▸ **EXERCISE DESCRIPTION**: Set each entry down verbatim, omitting images.

— BEGIN LISTED RECORDS —

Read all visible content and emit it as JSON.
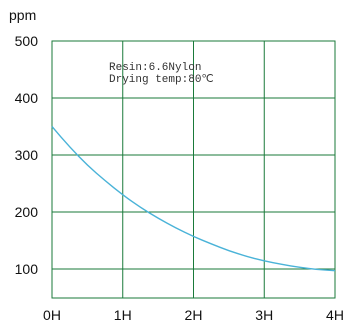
{
  "chart_data": {
    "type": "line",
    "title": "",
    "ylabel": "ppm",
    "xlabel": "",
    "x_tick_labels": [
      "0H",
      "1H",
      "2H",
      "3H",
      "4H"
    ],
    "y_tick_labels": [
      "100",
      "200",
      "300",
      "400",
      "500"
    ],
    "y_ticks": [
      100,
      200,
      300,
      400,
      500
    ],
    "xlim": [
      0,
      4
    ],
    "ylim": [
      50,
      500
    ],
    "grid": true,
    "annotations": [
      "Resin:6.6Nylon",
      "Drying temp:80℃"
    ],
    "series": [
      {
        "x": [
          0,
          0.25,
          0.5,
          0.75,
          1,
          1.25,
          1.5,
          1.75,
          2,
          2.25,
          2.5,
          2.75,
          3,
          3.25,
          3.5,
          3.75,
          4
        ],
        "y": [
          350,
          314,
          282,
          255,
          230,
          208,
          189,
          172,
          157,
          144,
          132,
          122,
          114,
          108,
          103,
          99,
          97
        ],
        "color": "#4ab3d8"
      }
    ],
    "colors": {
      "grid": "#1a7a3a",
      "curve": "#4ab3d8"
    }
  }
}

— END LISTED RECORDS —

▸ **OUTPUT FOR THIS TASK**:
Read all visible content and emit it as JSON.
{
  "chart_data": {
    "type": "line",
    "title": "",
    "ylabel": "ppm",
    "xlabel": "",
    "x_tick_labels": [
      "0H",
      "1H",
      "2H",
      "3H",
      "4H"
    ],
    "y_tick_labels": [
      "100",
      "200",
      "300",
      "400",
      "500"
    ],
    "y_ticks": [
      100,
      200,
      300,
      400,
      500
    ],
    "xlim": [
      0,
      4
    ],
    "ylim": [
      50,
      500
    ],
    "grid": true,
    "annotations": [
      "Resin:6.6Nylon",
      "Drying temp:80℃"
    ],
    "series": [
      {
        "x": [
          0,
          0.25,
          0.5,
          0.75,
          1,
          1.25,
          1.5,
          1.75,
          2,
          2.25,
          2.5,
          2.75,
          3,
          3.25,
          3.5,
          3.75,
          4
        ],
        "y": [
          350,
          314,
          282,
          255,
          230,
          208,
          189,
          172,
          157,
          144,
          132,
          122,
          114,
          108,
          103,
          99,
          97
        ],
        "color": "#4ab3d8"
      }
    ],
    "colors": {
      "grid": "#1a7a3a",
      "curve": "#4ab3d8"
    }
  }
}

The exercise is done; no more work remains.